Copy every line of the entries that includes the word "ylabel".

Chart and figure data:

☆ ☆ ☆

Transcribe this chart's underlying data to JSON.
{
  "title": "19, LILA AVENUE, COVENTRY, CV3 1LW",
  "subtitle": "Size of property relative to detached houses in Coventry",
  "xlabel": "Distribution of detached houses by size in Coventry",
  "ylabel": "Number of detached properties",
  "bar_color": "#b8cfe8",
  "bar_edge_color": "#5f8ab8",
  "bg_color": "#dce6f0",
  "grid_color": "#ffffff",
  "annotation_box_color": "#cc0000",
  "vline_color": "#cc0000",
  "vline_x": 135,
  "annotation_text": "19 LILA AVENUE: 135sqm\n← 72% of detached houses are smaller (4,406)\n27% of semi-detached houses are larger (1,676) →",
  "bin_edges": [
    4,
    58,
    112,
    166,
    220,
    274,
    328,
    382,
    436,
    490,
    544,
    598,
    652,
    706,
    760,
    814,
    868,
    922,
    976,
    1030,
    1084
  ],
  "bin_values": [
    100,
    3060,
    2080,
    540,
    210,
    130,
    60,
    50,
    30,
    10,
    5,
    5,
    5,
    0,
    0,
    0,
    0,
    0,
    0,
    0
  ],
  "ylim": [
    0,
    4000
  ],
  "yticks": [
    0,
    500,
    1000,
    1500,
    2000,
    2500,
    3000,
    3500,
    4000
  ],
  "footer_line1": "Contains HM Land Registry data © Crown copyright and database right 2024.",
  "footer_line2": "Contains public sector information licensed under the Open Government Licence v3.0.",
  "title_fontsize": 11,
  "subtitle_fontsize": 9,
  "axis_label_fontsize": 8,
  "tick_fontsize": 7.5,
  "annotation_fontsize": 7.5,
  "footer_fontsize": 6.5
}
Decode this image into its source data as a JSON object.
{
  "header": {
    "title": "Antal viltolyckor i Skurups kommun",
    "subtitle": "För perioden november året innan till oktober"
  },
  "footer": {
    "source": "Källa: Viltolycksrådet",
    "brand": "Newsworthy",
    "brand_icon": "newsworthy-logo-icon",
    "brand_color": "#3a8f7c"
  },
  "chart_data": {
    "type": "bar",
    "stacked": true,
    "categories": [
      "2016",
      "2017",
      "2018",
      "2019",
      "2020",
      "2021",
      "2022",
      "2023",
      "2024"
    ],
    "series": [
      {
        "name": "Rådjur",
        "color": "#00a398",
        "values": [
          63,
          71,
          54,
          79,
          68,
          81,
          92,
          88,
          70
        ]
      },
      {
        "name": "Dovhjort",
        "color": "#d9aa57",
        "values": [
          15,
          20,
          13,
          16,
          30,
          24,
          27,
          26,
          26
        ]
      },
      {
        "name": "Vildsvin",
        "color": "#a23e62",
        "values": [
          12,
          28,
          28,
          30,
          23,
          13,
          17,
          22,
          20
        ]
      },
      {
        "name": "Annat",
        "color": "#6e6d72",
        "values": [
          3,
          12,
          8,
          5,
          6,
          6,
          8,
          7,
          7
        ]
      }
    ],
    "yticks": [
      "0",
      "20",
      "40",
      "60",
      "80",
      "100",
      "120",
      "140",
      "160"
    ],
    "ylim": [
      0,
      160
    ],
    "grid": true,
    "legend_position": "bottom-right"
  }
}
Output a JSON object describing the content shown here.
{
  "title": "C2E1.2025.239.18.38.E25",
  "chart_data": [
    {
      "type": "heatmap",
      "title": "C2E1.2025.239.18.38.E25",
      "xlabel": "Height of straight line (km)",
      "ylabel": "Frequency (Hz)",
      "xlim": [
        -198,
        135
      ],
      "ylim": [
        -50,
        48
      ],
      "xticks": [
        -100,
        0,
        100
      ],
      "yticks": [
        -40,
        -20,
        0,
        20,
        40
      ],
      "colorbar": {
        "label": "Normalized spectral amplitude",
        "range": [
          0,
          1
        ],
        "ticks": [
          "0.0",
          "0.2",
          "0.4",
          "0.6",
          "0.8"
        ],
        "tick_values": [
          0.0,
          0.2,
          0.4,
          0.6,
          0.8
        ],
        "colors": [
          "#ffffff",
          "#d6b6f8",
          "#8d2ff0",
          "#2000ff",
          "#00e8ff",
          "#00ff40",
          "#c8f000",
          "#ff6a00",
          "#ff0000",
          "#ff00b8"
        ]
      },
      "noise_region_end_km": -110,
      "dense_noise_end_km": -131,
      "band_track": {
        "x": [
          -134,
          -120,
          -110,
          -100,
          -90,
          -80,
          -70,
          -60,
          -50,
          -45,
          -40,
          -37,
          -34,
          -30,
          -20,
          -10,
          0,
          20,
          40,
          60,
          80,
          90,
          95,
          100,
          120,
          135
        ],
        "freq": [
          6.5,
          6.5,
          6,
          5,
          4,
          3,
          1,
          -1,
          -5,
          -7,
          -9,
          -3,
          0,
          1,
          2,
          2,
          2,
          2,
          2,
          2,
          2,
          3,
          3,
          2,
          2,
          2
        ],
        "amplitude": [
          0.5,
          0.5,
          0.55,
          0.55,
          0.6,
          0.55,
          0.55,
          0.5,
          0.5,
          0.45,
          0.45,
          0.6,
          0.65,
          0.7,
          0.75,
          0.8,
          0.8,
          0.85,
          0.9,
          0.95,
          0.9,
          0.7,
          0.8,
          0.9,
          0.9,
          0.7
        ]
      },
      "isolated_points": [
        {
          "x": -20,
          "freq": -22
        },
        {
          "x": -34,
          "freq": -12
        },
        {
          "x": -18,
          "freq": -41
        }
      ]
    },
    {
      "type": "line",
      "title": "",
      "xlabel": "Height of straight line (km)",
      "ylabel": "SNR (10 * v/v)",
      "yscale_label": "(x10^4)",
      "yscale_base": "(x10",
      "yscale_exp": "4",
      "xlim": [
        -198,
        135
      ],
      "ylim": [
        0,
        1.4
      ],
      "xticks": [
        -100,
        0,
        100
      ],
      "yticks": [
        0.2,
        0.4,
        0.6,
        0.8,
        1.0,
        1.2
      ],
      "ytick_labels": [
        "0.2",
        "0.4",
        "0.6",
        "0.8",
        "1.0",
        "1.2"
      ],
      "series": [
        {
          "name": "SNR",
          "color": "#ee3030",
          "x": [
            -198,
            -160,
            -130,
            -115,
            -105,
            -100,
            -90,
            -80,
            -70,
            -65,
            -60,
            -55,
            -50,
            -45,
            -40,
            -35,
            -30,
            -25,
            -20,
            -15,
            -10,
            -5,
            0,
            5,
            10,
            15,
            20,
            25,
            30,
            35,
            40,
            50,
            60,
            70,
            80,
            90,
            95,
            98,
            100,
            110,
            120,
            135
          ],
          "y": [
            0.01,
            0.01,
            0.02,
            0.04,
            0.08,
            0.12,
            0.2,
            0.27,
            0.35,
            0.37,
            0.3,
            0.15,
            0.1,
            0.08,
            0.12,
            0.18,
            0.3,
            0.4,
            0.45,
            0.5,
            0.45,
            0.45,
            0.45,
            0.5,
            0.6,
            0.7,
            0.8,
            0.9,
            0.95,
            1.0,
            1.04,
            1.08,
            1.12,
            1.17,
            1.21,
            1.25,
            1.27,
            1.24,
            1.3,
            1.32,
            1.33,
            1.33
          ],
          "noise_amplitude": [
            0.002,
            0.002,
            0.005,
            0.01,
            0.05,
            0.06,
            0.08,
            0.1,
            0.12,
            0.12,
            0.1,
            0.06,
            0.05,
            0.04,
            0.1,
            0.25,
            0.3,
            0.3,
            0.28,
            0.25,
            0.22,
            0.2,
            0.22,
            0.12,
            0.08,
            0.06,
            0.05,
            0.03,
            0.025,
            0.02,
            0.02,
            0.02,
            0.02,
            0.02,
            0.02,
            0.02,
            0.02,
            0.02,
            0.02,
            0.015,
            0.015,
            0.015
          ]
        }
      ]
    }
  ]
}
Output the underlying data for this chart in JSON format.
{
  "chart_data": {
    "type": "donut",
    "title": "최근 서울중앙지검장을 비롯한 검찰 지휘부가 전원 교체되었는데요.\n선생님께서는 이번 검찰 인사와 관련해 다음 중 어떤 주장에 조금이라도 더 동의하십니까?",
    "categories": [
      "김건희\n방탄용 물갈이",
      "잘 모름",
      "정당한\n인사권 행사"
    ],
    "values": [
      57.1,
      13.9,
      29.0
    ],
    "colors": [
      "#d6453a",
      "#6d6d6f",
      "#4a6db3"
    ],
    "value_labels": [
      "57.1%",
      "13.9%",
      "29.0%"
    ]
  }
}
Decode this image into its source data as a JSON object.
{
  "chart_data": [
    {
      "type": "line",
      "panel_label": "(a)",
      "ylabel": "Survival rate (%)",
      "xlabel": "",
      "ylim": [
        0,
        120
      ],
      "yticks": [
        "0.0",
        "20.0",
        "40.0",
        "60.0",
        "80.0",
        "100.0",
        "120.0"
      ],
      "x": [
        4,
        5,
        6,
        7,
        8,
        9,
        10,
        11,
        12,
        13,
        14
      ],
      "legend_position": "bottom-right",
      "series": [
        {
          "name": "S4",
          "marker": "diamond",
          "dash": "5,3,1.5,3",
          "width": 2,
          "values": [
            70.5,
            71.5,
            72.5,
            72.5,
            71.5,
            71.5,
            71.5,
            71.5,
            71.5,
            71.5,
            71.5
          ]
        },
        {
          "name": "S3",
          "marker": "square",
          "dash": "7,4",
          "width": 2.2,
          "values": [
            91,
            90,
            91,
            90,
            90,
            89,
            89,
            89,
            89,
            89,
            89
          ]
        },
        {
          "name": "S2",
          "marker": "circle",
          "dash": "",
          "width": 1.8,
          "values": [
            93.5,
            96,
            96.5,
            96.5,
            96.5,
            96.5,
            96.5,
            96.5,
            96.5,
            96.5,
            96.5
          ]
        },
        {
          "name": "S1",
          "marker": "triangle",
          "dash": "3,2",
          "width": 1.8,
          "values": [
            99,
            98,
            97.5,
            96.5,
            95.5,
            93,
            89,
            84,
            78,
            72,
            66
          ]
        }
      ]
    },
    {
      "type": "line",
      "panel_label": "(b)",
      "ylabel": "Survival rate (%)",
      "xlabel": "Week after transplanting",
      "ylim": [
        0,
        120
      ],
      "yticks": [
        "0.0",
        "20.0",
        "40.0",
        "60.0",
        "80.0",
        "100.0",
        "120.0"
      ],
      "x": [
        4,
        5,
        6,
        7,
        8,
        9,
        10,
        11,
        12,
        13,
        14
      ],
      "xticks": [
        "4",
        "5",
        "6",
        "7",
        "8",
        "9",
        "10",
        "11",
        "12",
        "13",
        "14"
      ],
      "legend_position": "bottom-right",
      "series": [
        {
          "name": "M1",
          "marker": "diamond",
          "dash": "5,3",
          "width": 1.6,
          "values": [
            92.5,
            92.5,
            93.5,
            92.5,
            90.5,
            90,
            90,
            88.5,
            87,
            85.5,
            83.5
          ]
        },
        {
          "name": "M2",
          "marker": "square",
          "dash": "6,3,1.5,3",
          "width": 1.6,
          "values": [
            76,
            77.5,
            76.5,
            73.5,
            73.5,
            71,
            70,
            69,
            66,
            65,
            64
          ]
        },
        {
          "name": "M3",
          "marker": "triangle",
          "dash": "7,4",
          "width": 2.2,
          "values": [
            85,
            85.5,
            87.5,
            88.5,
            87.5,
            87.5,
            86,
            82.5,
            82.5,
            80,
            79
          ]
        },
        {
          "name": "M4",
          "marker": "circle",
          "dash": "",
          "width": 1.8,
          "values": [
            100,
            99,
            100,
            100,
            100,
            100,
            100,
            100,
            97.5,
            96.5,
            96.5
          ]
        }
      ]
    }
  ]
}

☆ ☆ ☆

### CORRECT ANSWER
  "ylabel": "Number of detached properties",
      "ylabel": "Frequency (Hz)",
      "ylabel": "SNR (10 * v/v)",
      "ylabel": "Survival rate (%)",
      "ylabel": "Survival rate (%)",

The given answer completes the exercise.